Brief:
Set down each line of the data below exactly as it stands, dropping the pictures.

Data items
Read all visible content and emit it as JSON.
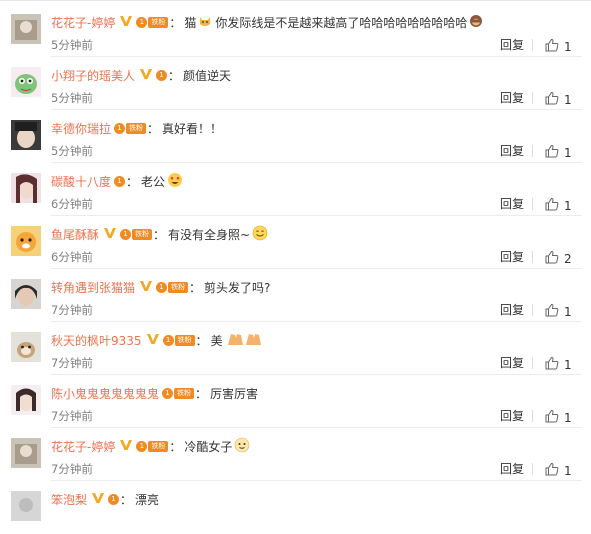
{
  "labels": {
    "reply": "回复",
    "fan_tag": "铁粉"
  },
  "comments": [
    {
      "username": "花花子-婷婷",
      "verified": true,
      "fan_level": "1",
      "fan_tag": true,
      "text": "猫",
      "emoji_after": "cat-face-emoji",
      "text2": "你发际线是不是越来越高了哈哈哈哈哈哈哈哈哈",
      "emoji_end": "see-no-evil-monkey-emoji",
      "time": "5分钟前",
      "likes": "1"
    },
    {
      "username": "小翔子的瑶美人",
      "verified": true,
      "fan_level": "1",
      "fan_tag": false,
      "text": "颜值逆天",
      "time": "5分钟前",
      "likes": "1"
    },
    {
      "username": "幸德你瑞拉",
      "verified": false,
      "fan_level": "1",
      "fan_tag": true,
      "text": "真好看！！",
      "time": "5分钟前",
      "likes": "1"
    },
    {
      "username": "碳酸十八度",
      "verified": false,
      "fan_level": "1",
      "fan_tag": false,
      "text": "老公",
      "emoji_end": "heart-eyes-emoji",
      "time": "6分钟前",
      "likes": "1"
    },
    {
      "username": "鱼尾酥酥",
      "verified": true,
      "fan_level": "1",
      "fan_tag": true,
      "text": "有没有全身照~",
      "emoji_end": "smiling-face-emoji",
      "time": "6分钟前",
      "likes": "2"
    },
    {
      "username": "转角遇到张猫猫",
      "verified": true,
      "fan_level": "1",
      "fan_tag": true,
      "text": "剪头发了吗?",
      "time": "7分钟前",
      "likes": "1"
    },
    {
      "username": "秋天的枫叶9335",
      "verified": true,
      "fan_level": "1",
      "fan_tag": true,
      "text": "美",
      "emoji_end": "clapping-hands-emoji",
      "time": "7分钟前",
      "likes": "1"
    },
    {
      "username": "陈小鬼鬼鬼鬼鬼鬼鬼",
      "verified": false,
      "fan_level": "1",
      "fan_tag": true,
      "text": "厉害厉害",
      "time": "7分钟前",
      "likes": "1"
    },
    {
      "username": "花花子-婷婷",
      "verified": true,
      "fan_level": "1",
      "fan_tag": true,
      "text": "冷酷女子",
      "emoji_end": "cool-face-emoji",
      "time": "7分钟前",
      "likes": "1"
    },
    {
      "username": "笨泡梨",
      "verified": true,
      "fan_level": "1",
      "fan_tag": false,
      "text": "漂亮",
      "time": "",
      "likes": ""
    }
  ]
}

Task answer:
Read all visible content and emit it as JSON.
{
  "labels": {
    "reply": "回复",
    "fan_tag": "铁粉"
  },
  "comments": [
    {
      "username": "花花子-婷婷",
      "verified": true,
      "fan_level": "1",
      "fan_tag": true,
      "text": "猫",
      "emoji_after": "cat-face-emoji",
      "text2": "你发际线是不是越来越高了哈哈哈哈哈哈哈哈哈",
      "emoji_end": "see-no-evil-monkey-emoji",
      "time": "5分钟前",
      "likes": "1"
    },
    {
      "username": "小翔子的瑶美人",
      "verified": true,
      "fan_level": "1",
      "fan_tag": false,
      "text": "颜值逆天",
      "time": "5分钟前",
      "likes": "1"
    },
    {
      "username": "幸德你瑞拉",
      "verified": false,
      "fan_level": "1",
      "fan_tag": true,
      "text": "真好看！！",
      "time": "5分钟前",
      "likes": "1"
    },
    {
      "username": "碳酸十八度",
      "verified": false,
      "fan_level": "1",
      "fan_tag": false,
      "text": "老公",
      "emoji_end": "heart-eyes-emoji",
      "time": "6分钟前",
      "likes": "1"
    },
    {
      "username": "鱼尾酥酥",
      "verified": true,
      "fan_level": "1",
      "fan_tag": true,
      "text": "有没有全身照~",
      "emoji_end": "smiling-face-emoji",
      "time": "6分钟前",
      "likes": "2"
    },
    {
      "username": "转角遇到张猫猫",
      "verified": true,
      "fan_level": "1",
      "fan_tag": true,
      "text": "剪头发了吗?",
      "time": "7分钟前",
      "likes": "1"
    },
    {
      "username": "秋天的枫叶9335",
      "verified": true,
      "fan_level": "1",
      "fan_tag": true,
      "text": "美",
      "emoji_end": "clapping-hands-emoji",
      "time": "7分钟前",
      "likes": "1"
    },
    {
      "username": "陈小鬼鬼鬼鬼鬼鬼鬼",
      "verified": false,
      "fan_level": "1",
      "fan_tag": true,
      "text": "厉害厉害",
      "time": "7分钟前",
      "likes": "1"
    },
    {
      "username": "花花子-婷婷",
      "verified": true,
      "fan_level": "1",
      "fan_tag": true,
      "text": "冷酷女子",
      "emoji_end": "cool-face-emoji",
      "time": "7分钟前",
      "likes": "1"
    },
    {
      "username": "笨泡梨",
      "verified": true,
      "fan_level": "1",
      "fan_tag": false,
      "text": "漂亮",
      "time": "",
      "likes": ""
    }
  ]
}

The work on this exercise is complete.